GOAL →
Using the listing below, please gather every line containing the word "name".

--- INFORMATION GIVEN ---

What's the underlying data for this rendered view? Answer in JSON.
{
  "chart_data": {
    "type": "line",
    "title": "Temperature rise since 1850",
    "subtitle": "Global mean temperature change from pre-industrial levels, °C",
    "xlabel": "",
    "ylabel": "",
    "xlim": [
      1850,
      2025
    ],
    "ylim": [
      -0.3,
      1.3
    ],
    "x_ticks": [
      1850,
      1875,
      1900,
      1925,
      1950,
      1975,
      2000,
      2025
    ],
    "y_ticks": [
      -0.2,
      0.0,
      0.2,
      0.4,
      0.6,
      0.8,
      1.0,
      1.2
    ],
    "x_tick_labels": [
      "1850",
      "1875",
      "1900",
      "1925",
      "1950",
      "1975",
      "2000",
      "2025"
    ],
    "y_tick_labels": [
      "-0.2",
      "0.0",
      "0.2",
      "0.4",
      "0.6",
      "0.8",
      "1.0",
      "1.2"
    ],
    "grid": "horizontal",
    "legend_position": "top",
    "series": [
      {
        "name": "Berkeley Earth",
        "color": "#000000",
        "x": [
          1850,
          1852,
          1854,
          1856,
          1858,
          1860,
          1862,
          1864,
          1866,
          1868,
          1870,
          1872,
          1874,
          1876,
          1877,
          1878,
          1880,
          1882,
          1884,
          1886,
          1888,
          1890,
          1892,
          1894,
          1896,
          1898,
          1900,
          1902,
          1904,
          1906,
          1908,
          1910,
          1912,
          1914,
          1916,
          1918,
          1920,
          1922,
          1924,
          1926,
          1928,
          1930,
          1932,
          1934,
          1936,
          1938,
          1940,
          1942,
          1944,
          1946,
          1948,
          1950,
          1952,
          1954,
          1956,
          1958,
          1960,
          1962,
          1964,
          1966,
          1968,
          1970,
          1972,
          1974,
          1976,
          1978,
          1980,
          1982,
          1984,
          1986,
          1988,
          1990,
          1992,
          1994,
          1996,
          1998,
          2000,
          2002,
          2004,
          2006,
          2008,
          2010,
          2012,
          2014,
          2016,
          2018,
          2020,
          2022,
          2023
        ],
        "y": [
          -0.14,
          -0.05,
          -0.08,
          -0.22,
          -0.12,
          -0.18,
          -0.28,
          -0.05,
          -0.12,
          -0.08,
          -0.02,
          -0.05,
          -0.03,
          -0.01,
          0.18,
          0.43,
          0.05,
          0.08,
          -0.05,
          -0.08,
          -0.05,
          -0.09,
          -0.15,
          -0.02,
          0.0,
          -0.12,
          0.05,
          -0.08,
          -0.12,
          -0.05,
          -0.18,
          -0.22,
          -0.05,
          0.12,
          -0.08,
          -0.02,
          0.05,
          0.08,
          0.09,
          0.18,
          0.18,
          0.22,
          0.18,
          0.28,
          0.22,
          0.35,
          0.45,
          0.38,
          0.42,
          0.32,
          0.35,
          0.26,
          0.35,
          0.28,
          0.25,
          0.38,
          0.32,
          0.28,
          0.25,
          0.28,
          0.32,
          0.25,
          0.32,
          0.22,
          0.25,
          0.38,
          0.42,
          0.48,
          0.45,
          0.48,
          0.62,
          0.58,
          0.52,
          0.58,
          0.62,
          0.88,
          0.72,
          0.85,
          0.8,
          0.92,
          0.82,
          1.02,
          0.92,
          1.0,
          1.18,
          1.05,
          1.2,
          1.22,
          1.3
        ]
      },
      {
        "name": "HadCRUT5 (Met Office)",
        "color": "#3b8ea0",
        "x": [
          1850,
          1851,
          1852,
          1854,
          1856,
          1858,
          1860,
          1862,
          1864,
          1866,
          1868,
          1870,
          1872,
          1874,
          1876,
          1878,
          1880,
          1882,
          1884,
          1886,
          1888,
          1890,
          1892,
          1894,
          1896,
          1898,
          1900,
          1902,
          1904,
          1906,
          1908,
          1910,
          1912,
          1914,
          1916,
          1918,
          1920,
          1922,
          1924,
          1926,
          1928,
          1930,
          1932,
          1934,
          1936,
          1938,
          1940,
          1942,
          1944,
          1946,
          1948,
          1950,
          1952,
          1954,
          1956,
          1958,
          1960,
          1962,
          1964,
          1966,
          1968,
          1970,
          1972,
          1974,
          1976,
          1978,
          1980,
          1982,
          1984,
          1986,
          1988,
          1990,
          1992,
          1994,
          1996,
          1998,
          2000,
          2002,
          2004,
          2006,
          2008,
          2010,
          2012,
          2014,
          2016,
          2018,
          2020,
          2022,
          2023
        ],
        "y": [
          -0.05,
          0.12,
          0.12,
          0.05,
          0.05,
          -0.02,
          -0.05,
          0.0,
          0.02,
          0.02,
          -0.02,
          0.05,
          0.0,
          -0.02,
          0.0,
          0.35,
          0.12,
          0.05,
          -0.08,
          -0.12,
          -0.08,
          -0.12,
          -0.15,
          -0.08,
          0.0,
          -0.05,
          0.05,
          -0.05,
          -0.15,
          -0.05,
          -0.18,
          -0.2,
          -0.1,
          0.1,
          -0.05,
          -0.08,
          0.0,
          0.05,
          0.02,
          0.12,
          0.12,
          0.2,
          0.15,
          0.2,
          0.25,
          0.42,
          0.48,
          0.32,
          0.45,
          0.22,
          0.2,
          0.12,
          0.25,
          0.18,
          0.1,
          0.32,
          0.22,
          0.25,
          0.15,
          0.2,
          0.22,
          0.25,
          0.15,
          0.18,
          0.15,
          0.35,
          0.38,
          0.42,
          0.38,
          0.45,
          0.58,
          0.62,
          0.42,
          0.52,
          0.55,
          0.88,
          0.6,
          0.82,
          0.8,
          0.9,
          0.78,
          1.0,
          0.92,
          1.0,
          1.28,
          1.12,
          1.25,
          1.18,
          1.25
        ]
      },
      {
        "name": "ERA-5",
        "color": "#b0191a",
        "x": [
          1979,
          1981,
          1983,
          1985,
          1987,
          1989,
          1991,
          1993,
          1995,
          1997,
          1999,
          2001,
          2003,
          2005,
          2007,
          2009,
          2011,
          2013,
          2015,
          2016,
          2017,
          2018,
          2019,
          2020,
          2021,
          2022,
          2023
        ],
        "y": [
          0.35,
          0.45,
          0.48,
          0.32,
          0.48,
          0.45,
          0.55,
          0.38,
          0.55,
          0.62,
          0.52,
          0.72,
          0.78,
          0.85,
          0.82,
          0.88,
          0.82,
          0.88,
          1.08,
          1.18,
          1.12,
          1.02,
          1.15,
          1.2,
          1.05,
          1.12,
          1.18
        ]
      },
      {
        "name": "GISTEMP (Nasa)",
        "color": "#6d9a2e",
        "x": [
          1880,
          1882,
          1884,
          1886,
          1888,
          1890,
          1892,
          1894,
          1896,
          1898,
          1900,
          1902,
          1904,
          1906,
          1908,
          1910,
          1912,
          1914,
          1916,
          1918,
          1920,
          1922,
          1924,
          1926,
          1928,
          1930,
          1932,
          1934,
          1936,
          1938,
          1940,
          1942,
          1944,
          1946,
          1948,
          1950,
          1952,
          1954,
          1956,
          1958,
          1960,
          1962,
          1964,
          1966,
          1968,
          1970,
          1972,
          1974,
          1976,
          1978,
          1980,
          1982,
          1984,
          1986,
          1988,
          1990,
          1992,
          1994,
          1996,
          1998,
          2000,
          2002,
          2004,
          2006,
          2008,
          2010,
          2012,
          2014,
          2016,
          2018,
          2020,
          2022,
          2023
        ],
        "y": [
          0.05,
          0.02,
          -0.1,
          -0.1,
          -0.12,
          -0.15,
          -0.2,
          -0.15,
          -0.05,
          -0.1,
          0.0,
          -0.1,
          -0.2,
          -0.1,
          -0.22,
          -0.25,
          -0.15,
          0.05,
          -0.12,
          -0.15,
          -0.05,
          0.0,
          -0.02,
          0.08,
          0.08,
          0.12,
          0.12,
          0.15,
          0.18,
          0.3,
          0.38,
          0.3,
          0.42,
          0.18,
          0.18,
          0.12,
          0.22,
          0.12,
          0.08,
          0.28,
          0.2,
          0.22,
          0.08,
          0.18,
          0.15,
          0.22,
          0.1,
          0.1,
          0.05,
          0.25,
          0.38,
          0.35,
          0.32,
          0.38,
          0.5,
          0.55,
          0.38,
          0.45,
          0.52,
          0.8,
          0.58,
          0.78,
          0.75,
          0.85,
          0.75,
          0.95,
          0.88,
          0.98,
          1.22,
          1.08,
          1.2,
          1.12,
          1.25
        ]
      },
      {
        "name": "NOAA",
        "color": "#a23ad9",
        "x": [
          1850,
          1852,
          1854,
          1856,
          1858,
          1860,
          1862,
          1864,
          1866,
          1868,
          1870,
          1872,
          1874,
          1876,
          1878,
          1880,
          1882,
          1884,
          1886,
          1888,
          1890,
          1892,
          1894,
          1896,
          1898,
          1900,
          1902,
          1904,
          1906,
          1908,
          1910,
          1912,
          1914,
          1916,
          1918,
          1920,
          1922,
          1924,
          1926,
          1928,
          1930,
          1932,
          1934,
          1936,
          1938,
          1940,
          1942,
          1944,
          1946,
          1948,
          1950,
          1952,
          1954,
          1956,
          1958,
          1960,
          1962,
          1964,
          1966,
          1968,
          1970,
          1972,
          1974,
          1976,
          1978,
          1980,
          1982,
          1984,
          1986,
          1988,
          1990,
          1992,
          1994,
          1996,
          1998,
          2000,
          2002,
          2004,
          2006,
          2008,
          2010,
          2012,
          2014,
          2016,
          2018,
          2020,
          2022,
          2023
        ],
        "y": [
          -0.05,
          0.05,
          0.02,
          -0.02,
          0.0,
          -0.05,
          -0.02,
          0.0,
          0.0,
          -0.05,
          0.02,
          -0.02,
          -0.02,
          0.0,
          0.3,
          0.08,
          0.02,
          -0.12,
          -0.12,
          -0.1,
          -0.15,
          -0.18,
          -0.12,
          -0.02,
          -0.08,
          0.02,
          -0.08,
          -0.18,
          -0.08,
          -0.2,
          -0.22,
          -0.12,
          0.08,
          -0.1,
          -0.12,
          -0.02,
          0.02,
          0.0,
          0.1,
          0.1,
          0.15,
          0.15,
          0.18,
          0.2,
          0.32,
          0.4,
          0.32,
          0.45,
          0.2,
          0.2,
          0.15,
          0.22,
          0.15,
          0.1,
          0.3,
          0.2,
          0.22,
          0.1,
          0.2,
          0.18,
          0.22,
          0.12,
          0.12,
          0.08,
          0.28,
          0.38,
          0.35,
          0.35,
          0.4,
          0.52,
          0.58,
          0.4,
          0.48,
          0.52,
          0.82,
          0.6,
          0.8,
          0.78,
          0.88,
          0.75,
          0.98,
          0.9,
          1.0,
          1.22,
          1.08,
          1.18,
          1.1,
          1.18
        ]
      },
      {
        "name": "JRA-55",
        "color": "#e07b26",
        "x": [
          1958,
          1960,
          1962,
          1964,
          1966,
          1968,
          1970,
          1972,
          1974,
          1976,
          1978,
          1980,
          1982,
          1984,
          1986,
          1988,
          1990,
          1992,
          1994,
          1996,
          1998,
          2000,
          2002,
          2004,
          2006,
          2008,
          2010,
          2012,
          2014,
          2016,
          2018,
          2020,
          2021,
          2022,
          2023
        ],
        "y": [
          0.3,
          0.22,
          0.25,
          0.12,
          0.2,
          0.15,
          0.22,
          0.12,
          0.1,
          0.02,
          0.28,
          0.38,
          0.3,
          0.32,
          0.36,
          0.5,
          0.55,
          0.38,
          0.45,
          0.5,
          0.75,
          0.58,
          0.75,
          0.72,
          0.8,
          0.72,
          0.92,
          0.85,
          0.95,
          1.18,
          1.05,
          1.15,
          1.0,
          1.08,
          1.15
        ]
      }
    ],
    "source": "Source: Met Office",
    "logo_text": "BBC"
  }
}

---

RESPONSE →
        "name": "Berkeley Earth",
        "name": "HadCRUT5 (Met Office)",
        "name": "ERA-5",
        "name": "GISTEMP (Nasa)",
        "name": "NOAA",
        "name": "JRA-55",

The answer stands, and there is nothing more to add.